◆ Stored rows:
▼
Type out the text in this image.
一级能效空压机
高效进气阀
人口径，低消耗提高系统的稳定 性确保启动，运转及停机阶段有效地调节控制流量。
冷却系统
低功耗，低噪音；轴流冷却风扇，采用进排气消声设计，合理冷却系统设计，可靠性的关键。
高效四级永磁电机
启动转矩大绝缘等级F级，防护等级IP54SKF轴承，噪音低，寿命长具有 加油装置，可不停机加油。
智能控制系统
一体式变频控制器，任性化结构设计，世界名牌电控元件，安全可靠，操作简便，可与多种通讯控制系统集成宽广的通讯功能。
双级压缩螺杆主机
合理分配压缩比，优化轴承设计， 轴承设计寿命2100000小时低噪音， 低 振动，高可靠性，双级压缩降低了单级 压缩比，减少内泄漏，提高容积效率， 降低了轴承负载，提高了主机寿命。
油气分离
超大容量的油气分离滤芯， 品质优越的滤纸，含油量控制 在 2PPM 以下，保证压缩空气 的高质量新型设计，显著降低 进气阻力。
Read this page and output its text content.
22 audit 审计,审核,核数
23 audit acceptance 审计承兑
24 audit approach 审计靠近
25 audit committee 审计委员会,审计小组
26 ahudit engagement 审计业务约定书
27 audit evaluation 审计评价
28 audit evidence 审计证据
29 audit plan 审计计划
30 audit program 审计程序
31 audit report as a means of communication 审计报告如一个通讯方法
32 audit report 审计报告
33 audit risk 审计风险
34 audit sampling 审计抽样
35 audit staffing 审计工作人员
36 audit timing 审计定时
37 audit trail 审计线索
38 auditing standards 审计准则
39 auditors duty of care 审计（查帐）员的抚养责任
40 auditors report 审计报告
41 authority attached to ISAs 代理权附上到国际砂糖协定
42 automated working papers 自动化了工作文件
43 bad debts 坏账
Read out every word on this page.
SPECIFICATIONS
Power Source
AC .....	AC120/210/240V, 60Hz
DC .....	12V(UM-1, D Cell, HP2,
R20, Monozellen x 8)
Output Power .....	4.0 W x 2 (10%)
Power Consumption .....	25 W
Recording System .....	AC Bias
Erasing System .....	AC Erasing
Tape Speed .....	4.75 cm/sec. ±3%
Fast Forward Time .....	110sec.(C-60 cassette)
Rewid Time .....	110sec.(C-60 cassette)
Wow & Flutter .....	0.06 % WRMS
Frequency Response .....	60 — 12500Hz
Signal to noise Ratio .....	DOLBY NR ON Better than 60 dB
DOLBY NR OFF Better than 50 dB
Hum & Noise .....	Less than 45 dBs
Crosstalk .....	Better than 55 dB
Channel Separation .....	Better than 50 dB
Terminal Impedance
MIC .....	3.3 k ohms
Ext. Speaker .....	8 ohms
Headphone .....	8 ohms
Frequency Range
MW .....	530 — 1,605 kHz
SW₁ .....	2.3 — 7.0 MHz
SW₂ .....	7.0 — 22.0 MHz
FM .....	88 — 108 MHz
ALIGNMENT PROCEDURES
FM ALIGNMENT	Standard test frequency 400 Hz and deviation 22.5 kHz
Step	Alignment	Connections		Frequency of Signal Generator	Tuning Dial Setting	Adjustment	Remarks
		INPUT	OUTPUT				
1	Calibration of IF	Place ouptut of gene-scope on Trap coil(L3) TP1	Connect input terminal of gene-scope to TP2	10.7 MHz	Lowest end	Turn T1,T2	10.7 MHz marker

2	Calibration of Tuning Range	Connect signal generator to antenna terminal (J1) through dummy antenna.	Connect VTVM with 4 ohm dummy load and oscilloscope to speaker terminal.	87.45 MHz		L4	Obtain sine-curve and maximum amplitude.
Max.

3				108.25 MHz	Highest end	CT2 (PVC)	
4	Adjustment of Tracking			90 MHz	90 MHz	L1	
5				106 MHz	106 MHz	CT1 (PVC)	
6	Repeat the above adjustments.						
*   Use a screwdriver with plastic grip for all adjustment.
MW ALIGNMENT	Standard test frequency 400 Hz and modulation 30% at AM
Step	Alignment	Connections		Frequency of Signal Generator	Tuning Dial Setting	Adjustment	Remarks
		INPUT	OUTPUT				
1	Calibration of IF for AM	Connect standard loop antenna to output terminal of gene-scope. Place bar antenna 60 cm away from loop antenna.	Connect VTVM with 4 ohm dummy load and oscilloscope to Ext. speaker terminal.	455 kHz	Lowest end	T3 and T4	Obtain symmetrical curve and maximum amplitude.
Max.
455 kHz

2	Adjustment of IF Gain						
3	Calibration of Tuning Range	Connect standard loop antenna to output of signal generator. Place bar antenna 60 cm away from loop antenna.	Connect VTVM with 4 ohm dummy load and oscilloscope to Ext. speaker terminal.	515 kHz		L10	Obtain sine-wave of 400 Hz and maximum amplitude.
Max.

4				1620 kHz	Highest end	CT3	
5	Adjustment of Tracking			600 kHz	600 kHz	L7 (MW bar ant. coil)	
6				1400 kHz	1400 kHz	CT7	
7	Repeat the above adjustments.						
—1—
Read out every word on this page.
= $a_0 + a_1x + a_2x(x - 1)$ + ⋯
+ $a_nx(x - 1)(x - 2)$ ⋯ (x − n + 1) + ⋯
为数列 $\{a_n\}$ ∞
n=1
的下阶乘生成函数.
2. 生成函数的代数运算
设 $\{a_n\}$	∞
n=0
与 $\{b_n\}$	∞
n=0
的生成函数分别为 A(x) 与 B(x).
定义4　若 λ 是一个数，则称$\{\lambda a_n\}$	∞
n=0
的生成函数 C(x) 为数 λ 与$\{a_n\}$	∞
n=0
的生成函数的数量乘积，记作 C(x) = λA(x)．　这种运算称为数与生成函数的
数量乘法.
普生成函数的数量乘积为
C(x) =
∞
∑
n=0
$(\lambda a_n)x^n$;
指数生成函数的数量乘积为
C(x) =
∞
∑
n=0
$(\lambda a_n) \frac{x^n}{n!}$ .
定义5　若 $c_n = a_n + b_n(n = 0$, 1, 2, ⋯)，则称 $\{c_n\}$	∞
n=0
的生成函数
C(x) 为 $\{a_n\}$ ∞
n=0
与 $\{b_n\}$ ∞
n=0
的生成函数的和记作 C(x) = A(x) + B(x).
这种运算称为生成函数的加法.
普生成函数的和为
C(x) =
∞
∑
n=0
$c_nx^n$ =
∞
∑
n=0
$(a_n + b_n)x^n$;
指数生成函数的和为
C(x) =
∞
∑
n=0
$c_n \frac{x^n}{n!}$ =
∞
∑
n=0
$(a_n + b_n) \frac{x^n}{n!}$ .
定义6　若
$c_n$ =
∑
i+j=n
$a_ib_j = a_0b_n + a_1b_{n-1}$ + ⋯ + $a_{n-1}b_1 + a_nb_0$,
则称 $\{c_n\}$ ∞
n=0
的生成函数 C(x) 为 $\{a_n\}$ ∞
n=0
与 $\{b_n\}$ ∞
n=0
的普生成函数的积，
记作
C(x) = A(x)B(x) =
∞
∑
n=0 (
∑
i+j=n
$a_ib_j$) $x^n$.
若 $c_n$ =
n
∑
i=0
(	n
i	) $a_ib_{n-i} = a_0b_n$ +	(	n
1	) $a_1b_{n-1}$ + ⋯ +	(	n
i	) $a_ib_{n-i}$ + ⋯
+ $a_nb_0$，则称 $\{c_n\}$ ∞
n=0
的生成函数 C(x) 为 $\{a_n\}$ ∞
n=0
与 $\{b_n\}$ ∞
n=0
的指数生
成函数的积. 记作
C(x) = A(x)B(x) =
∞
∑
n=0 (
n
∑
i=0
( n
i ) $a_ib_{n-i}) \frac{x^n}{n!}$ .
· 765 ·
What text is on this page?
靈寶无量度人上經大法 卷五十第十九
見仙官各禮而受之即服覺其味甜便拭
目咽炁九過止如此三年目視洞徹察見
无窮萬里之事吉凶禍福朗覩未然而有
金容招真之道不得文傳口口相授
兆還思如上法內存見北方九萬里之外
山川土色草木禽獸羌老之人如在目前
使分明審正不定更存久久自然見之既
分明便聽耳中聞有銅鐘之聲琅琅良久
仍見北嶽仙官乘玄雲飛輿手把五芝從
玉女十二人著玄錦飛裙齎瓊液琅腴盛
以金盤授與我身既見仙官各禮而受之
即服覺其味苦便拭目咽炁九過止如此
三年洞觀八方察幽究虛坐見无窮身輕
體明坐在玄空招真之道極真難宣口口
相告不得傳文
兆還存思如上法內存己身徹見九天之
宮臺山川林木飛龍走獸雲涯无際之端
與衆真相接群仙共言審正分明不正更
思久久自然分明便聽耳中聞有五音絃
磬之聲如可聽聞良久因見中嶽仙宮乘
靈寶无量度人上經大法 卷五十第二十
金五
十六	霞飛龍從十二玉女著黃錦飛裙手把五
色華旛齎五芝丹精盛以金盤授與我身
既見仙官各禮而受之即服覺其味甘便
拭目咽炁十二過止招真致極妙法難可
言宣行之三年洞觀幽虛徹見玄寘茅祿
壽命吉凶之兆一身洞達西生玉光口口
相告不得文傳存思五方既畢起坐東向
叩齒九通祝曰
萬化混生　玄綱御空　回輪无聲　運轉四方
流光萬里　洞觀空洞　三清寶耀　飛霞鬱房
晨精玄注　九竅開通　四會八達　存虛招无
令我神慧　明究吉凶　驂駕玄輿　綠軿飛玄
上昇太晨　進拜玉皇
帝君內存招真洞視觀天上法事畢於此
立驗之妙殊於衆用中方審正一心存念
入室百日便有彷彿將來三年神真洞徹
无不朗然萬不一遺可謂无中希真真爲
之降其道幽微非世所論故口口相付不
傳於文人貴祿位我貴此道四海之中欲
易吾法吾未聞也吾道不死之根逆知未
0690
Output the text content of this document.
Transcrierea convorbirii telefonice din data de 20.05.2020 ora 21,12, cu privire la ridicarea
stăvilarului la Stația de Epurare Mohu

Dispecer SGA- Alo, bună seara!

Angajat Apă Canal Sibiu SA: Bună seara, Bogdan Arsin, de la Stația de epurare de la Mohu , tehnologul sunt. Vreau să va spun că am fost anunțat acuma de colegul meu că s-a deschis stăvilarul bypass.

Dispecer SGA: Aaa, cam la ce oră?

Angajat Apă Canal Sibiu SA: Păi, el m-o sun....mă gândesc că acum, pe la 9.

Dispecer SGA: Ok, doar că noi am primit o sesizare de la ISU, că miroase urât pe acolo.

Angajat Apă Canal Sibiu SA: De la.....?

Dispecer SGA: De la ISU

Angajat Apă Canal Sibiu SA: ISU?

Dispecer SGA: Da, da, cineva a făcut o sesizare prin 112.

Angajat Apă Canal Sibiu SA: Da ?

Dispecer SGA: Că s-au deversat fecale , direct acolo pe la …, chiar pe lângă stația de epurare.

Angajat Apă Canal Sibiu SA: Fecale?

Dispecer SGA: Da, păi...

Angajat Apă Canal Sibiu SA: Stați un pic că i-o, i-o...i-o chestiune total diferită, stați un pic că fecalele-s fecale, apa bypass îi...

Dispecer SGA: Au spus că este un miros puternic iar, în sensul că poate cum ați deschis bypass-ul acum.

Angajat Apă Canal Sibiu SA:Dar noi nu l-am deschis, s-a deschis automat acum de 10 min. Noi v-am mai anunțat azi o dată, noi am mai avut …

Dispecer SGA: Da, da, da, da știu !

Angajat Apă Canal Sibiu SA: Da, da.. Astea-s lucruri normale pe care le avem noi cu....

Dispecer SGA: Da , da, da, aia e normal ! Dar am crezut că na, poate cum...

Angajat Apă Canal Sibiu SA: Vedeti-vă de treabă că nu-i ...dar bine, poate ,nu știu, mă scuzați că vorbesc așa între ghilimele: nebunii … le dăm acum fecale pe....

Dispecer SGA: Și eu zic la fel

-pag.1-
▲
◆ Short task:
Exactly how many lines in the data above contain the word "Highest"? Respond with the number and nothing more.

◆ Solution for this task:
2